--- begin ---
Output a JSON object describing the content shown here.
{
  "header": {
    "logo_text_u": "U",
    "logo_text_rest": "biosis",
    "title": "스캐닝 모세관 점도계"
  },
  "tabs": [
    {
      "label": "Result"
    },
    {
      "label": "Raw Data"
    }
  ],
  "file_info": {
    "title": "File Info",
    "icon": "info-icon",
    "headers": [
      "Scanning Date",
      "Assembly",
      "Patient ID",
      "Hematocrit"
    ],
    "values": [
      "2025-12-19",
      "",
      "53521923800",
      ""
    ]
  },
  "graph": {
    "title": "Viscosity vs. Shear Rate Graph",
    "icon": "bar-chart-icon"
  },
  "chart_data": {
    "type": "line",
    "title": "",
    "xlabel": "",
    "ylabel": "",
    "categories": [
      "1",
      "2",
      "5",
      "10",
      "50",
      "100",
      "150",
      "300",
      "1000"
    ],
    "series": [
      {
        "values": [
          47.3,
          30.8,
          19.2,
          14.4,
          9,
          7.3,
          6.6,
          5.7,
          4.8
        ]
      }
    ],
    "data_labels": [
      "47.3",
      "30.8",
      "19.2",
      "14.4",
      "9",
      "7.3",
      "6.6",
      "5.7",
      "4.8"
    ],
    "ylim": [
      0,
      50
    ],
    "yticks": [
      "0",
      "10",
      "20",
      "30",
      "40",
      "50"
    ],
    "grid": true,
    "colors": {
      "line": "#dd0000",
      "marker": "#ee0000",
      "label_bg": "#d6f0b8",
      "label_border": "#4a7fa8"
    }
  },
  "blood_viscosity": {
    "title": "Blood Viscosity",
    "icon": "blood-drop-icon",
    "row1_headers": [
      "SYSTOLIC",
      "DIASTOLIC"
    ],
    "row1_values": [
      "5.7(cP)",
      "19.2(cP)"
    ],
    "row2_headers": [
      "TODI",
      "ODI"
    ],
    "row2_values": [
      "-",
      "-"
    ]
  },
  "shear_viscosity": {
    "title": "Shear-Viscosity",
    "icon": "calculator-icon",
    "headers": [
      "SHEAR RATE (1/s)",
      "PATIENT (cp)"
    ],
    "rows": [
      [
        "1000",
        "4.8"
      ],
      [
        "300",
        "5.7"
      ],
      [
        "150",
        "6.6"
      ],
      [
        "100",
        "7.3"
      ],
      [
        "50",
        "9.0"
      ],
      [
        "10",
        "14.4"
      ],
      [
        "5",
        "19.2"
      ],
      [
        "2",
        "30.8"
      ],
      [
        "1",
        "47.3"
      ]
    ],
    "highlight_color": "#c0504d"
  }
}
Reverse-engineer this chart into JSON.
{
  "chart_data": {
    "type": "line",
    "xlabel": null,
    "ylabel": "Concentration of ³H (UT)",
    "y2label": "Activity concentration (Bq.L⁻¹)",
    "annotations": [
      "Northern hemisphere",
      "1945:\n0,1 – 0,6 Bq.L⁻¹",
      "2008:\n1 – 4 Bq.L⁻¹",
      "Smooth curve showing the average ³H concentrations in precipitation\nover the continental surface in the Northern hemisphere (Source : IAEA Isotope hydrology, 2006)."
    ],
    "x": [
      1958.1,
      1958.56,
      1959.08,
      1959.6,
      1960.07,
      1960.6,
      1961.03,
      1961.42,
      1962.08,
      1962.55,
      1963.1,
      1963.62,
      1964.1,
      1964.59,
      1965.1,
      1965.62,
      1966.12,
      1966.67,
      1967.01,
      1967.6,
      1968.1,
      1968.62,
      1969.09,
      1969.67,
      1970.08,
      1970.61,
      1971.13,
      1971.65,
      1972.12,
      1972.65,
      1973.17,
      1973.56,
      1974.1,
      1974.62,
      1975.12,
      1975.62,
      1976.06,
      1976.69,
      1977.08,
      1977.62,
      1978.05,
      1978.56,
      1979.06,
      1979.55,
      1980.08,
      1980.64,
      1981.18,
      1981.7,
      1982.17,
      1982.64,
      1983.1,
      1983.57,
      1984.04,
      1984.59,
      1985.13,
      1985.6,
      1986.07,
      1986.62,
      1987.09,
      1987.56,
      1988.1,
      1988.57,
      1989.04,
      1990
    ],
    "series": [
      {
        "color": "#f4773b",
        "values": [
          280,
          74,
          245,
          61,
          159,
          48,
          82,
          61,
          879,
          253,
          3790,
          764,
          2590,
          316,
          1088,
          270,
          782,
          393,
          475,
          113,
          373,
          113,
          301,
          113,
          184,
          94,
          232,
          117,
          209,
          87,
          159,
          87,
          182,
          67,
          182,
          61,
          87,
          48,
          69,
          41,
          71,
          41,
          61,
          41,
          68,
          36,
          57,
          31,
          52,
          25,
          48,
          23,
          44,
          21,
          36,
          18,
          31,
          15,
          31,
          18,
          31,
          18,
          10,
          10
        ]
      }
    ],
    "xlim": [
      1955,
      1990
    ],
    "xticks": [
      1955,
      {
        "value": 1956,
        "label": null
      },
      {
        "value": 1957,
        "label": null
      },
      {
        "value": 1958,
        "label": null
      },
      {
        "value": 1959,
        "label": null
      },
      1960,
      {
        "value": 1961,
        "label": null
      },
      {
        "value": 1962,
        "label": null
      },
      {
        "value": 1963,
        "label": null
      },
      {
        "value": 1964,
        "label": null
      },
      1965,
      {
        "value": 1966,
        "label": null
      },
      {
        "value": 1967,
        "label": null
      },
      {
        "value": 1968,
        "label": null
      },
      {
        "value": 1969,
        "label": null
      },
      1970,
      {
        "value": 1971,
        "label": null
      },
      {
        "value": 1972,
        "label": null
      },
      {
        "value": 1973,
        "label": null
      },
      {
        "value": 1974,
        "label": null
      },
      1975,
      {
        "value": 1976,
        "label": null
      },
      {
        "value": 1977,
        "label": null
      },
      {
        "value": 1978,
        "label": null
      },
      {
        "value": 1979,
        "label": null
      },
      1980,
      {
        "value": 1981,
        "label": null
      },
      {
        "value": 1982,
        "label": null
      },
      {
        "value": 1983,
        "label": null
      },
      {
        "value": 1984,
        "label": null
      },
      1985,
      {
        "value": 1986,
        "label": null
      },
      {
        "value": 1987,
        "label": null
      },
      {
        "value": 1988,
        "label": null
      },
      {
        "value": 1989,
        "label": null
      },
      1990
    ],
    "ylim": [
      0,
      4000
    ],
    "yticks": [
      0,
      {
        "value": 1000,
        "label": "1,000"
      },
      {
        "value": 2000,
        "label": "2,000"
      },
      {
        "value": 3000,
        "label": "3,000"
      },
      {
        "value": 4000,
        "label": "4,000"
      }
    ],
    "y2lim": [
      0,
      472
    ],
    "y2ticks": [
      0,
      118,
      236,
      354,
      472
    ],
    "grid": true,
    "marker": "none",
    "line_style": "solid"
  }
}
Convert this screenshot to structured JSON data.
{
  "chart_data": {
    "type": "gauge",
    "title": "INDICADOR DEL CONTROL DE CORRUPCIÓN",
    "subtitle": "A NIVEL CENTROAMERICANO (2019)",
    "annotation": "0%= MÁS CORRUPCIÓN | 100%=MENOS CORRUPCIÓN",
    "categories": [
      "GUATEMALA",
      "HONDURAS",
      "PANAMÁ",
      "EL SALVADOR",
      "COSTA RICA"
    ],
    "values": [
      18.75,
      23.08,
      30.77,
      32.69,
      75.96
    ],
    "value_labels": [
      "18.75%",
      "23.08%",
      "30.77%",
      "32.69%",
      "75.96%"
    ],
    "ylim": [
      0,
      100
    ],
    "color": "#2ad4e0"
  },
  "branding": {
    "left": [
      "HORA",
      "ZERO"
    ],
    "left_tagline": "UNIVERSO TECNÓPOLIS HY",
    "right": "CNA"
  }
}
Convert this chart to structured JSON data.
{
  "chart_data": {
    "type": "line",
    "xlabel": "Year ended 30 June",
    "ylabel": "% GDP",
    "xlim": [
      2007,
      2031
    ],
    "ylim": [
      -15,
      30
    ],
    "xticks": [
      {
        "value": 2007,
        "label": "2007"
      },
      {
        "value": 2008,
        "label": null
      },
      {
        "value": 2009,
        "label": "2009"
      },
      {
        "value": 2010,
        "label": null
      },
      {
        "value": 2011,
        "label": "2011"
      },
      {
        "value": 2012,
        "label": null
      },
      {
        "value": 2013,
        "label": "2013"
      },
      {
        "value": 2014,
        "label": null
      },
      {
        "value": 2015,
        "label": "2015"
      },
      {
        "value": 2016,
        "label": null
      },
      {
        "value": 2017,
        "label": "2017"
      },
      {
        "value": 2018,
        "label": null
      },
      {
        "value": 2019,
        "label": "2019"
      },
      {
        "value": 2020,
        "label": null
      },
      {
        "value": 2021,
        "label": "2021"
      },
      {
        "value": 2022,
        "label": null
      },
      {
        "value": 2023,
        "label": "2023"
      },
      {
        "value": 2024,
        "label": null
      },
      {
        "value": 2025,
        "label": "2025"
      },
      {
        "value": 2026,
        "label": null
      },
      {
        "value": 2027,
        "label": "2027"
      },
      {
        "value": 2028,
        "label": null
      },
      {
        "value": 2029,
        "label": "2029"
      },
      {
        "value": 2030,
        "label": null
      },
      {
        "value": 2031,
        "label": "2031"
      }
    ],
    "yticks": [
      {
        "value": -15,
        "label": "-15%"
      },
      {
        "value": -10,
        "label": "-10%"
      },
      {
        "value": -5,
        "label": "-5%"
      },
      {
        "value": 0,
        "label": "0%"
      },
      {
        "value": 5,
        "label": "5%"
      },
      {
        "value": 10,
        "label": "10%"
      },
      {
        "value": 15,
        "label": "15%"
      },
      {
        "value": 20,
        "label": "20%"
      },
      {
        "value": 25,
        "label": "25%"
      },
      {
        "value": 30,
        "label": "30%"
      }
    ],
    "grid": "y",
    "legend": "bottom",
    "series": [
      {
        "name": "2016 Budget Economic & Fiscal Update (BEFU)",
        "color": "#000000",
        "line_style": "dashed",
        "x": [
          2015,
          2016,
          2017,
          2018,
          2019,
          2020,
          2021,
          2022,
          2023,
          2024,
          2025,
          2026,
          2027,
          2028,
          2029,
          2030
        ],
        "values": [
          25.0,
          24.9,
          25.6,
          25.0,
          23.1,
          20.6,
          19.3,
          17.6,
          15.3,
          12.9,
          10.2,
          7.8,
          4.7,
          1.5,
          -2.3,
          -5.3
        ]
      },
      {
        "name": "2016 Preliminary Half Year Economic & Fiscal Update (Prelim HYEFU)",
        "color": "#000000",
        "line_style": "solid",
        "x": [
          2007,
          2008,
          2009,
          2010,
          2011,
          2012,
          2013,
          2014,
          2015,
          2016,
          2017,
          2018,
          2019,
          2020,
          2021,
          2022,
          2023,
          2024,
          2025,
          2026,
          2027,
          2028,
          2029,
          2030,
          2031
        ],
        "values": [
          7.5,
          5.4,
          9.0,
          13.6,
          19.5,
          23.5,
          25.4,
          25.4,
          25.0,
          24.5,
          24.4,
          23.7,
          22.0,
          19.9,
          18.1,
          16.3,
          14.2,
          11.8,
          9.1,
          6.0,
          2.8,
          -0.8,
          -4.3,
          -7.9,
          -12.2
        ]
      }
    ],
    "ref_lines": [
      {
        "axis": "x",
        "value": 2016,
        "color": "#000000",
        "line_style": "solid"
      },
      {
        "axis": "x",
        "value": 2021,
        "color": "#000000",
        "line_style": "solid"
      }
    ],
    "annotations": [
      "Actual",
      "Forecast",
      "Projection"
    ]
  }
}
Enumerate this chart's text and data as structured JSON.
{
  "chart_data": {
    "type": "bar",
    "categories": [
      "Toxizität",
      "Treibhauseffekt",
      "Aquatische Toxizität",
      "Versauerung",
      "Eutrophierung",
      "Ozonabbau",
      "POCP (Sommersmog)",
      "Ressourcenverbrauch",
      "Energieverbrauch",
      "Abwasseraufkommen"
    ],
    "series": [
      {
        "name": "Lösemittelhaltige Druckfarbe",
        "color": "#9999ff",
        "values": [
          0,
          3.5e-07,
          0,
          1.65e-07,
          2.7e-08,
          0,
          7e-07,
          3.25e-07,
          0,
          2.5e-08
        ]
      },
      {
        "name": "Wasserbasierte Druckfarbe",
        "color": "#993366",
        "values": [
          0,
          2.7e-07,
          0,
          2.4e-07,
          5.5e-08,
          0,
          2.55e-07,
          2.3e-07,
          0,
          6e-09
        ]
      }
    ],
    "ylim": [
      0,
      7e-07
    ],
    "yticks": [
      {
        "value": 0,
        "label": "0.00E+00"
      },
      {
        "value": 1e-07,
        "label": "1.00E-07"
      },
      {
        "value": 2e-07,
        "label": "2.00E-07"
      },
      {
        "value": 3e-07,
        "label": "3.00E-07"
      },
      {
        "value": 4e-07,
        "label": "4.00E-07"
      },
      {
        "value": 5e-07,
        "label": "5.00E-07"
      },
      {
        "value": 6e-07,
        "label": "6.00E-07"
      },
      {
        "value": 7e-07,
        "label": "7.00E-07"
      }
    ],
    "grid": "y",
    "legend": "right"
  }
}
--- end ---
What to work on => Locate all lines in the listing above with the word "name" and copy them.

Complete output =>
        "name": "2016 Budget Economic & Fiscal Update (BEFU)",
        "name": "2016 Preliminary Half Year Economic & Fiscal Update (Prelim HYEFU)",
        "name": "Lösemittelhaltige Druckfarbe",
        "name": "Wasserbasierte Druckfarbe",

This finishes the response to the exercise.